Start of DATA ROWS
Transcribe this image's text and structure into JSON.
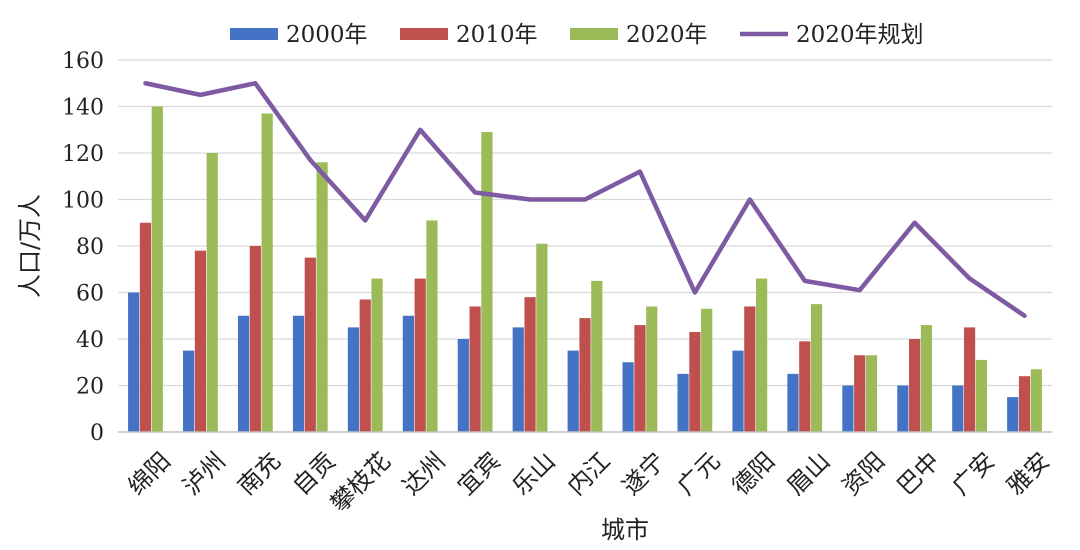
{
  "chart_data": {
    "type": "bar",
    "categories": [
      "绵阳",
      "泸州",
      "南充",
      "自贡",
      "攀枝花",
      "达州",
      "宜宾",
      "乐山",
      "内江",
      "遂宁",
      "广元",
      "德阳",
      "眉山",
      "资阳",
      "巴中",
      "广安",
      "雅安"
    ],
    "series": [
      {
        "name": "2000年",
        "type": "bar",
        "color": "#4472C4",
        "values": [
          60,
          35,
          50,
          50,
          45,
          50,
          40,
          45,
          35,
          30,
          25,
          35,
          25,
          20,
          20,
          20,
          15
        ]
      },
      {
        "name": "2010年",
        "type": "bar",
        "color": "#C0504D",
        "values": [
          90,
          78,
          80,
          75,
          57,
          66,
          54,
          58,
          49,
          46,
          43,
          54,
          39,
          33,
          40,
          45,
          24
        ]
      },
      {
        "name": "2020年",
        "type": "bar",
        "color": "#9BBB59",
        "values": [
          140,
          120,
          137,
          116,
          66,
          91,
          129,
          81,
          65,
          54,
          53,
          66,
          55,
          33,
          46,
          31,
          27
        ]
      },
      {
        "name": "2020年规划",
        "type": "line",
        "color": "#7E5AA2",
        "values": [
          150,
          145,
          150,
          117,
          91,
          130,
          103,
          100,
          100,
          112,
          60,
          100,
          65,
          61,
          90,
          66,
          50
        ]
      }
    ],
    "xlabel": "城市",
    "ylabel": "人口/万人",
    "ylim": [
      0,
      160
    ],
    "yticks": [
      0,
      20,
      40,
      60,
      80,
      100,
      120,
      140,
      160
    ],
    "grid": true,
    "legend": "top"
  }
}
End of DATA ROWS
**WORK TO BE COMPLETED**
From the records given above, reproduce all text exactly and exclude each picture.

**SOLUTION TO THIS PROBLEM**
Transcribe this image's text and structure into JSON.
{
  "chart_data": {
    "type": "bar",
    "categories": [
      "绵阳",
      "泸州",
      "南充",
      "自贡",
      "攀枝花",
      "达州",
      "宜宾",
      "乐山",
      "内江",
      "遂宁",
      "广元",
      "德阳",
      "眉山",
      "资阳",
      "巴中",
      "广安",
      "雅安"
    ],
    "series": [
      {
        "name": "2000年",
        "type": "bar",
        "color": "#4472C4",
        "values": [
          60,
          35,
          50,
          50,
          45,
          50,
          40,
          45,
          35,
          30,
          25,
          35,
          25,
          20,
          20,
          20,
          15
        ]
      },
      {
        "name": "2010年",
        "type": "bar",
        "color": "#C0504D",
        "values": [
          90,
          78,
          80,
          75,
          57,
          66,
          54,
          58,
          49,
          46,
          43,
          54,
          39,
          33,
          40,
          45,
          24
        ]
      },
      {
        "name": "2020年",
        "type": "bar",
        "color": "#9BBB59",
        "values": [
          140,
          120,
          137,
          116,
          66,
          91,
          129,
          81,
          65,
          54,
          53,
          66,
          55,
          33,
          46,
          31,
          27
        ]
      },
      {
        "name": "2020年规划",
        "type": "line",
        "color": "#7E5AA2",
        "values": [
          150,
          145,
          150,
          117,
          91,
          130,
          103,
          100,
          100,
          112,
          60,
          100,
          65,
          61,
          90,
          66,
          50
        ]
      }
    ],
    "xlabel": "城市",
    "ylabel": "人口/万人",
    "ylim": [
      0,
      160
    ],
    "yticks": [
      0,
      20,
      40,
      60,
      80,
      100,
      120,
      140,
      160
    ],
    "grid": true,
    "legend": "top"
  }
}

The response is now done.